(Collected data)
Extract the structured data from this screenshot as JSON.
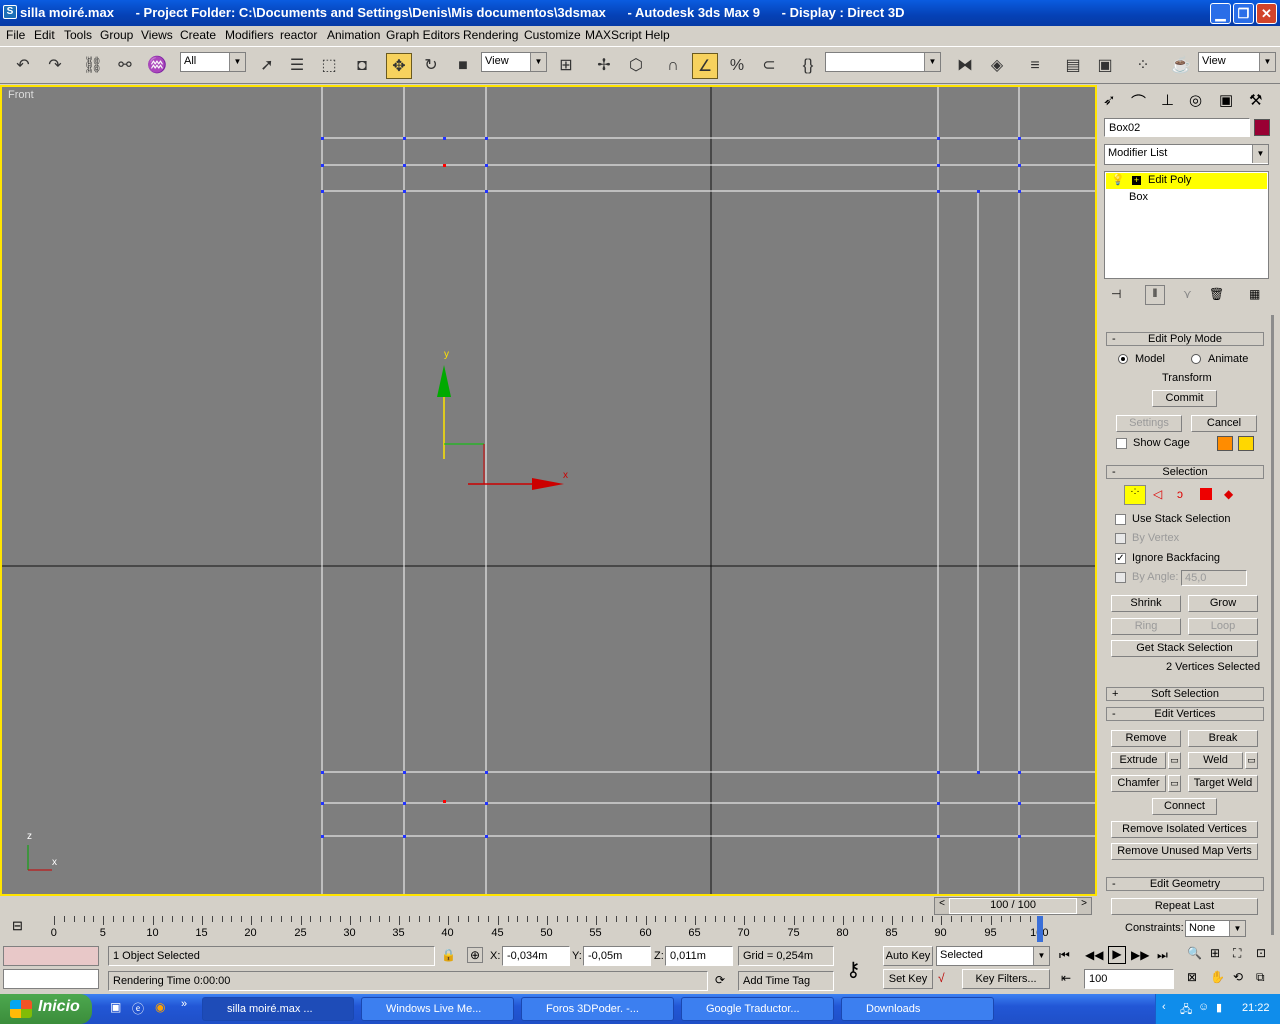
{
  "titlebar": {
    "title": "silla moiré.max      - Project Folder: C:\\Documents and Settings\\Denis\\Mis documentos\\3dsmax      - Autodesk 3ds Max 9      - Display : Direct 3D"
  },
  "menubar": {
    "items": [
      "File",
      "Edit",
      "Tools",
      "Group",
      "Views",
      "Create",
      "Modifiers",
      "reactor",
      "Animation",
      "Graph Editors",
      "Rendering",
      "Customize",
      "MAXScript",
      "Help"
    ]
  },
  "toolbar": {
    "selection_filter": "All",
    "ref_coord": "View",
    "named_sel": "",
    "view_combo": "View"
  },
  "viewport": {
    "label": "Front",
    "gizmo_x": "x",
    "gizmo_y": "y",
    "axis_z": "z",
    "axis_x": "x"
  },
  "cmdpanel": {
    "object_name": "Box02",
    "object_color": "#990033",
    "modifier_list": "Modifier List",
    "stack": [
      "Edit Poly",
      "Box"
    ],
    "edit_poly_mode": {
      "title": "Edit Poly Mode",
      "model": "Model",
      "animate": "Animate",
      "transform": "Transform",
      "commit": "Commit",
      "settings": "Settings",
      "cancel": "Cancel",
      "show_cage": "Show Cage"
    },
    "selection": {
      "title": "Selection",
      "use_stack": "Use Stack Selection",
      "by_vertex": "By Vertex",
      "ignore_backfacing": "Ignore Backfacing",
      "by_angle": "By Angle:",
      "angle_value": "45,0",
      "shrink": "Shrink",
      "grow": "Grow",
      "ring": "Ring",
      "loop": "Loop",
      "get_stack": "Get Stack Selection",
      "status": "2 Vertices Selected"
    },
    "soft_selection": {
      "title": "Soft Selection"
    },
    "edit_vertices": {
      "title": "Edit Vertices",
      "remove": "Remove",
      "break": "Break",
      "extrude": "Extrude",
      "weld": "Weld",
      "chamfer": "Chamfer",
      "target_weld": "Target Weld",
      "connect": "Connect",
      "remove_isolated": "Remove Isolated Vertices",
      "remove_unused": "Remove Unused Map Verts"
    },
    "edit_geometry": {
      "title": "Edit Geometry",
      "repeat_last": "Repeat Last",
      "constraints": "Constraints:",
      "constraints_value": "None"
    }
  },
  "timeslider": {
    "label": "100 / 100",
    "progress": 1.0
  },
  "ruler": {
    "labels": [
      "0",
      "5",
      "10",
      "15",
      "20",
      "25",
      "30",
      "35",
      "40",
      "45",
      "50",
      "55",
      "60",
      "65",
      "70",
      "75",
      "80",
      "85",
      "90",
      "95",
      "100"
    ]
  },
  "status": {
    "objects": "1 Object Selected",
    "render_time": "Rendering Time  0:00:00",
    "x_label": "X:",
    "x": "-0,034m",
    "y_label": "Y:",
    "y": "-0,05m",
    "z_label": "Z:",
    "z": "0,011m",
    "grid": "Grid = 0,254m",
    "add_time_tag": "Add Time Tag",
    "auto_key": "Auto Key",
    "set_key": "Set Key",
    "key_mode": "Selected",
    "key_filters": "Key Filters...",
    "frame": "100"
  },
  "taskbar": {
    "start": "Inicio",
    "tasks": [
      "silla moiré.max     ...",
      "Windows Live Me...",
      "Foros 3DPoder. -...",
      "Google Traductor...",
      "Downloads"
    ],
    "clock": "21:22"
  }
}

= Description of the task =
Write out each entry exactly as given, but skip the pictures.

= Solution to this task =
Extract the structured data from this screenshot as JSON.
{
  "titlebar": {
    "title": "silla moiré.max      - Project Folder: C:\\Documents and Settings\\Denis\\Mis documentos\\3dsmax      - Autodesk 3ds Max 9      - Display : Direct 3D"
  },
  "menubar": {
    "items": [
      "File",
      "Edit",
      "Tools",
      "Group",
      "Views",
      "Create",
      "Modifiers",
      "reactor",
      "Animation",
      "Graph Editors",
      "Rendering",
      "Customize",
      "MAXScript",
      "Help"
    ]
  },
  "toolbar": {
    "selection_filter": "All",
    "ref_coord": "View",
    "named_sel": "",
    "view_combo": "View"
  },
  "viewport": {
    "label": "Front",
    "gizmo_x": "x",
    "gizmo_y": "y",
    "axis_z": "z",
    "axis_x": "x"
  },
  "cmdpanel": {
    "object_name": "Box02",
    "object_color": "#990033",
    "modifier_list": "Modifier List",
    "stack": [
      "Edit Poly",
      "Box"
    ],
    "edit_poly_mode": {
      "title": "Edit Poly Mode",
      "model": "Model",
      "animate": "Animate",
      "transform": "Transform",
      "commit": "Commit",
      "settings": "Settings",
      "cancel": "Cancel",
      "show_cage": "Show Cage"
    },
    "selection": {
      "title": "Selection",
      "use_stack": "Use Stack Selection",
      "by_vertex": "By Vertex",
      "ignore_backfacing": "Ignore Backfacing",
      "by_angle": "By Angle:",
      "angle_value": "45,0",
      "shrink": "Shrink",
      "grow": "Grow",
      "ring": "Ring",
      "loop": "Loop",
      "get_stack": "Get Stack Selection",
      "status": "2 Vertices Selected"
    },
    "soft_selection": {
      "title": "Soft Selection"
    },
    "edit_vertices": {
      "title": "Edit Vertices",
      "remove": "Remove",
      "break": "Break",
      "extrude": "Extrude",
      "weld": "Weld",
      "chamfer": "Chamfer",
      "target_weld": "Target Weld",
      "connect": "Connect",
      "remove_isolated": "Remove Isolated Vertices",
      "remove_unused": "Remove Unused Map Verts"
    },
    "edit_geometry": {
      "title": "Edit Geometry",
      "repeat_last": "Repeat Last",
      "constraints": "Constraints:",
      "constraints_value": "None"
    }
  },
  "timeslider": {
    "label": "100 / 100",
    "progress": 1.0
  },
  "ruler": {
    "labels": [
      "0",
      "5",
      "10",
      "15",
      "20",
      "25",
      "30",
      "35",
      "40",
      "45",
      "50",
      "55",
      "60",
      "65",
      "70",
      "75",
      "80",
      "85",
      "90",
      "95",
      "100"
    ]
  },
  "status": {
    "objects": "1 Object Selected",
    "render_time": "Rendering Time  0:00:00",
    "x_label": "X:",
    "x": "-0,034m",
    "y_label": "Y:",
    "y": "-0,05m",
    "z_label": "Z:",
    "z": "0,011m",
    "grid": "Grid = 0,254m",
    "add_time_tag": "Add Time Tag",
    "auto_key": "Auto Key",
    "set_key": "Set Key",
    "key_mode": "Selected",
    "key_filters": "Key Filters...",
    "frame": "100"
  },
  "taskbar": {
    "start": "Inicio",
    "tasks": [
      "silla moiré.max     ...",
      "Windows Live Me...",
      "Foros 3DPoder. -...",
      "Google Traductor...",
      "Downloads"
    ],
    "clock": "21:22"
  }
}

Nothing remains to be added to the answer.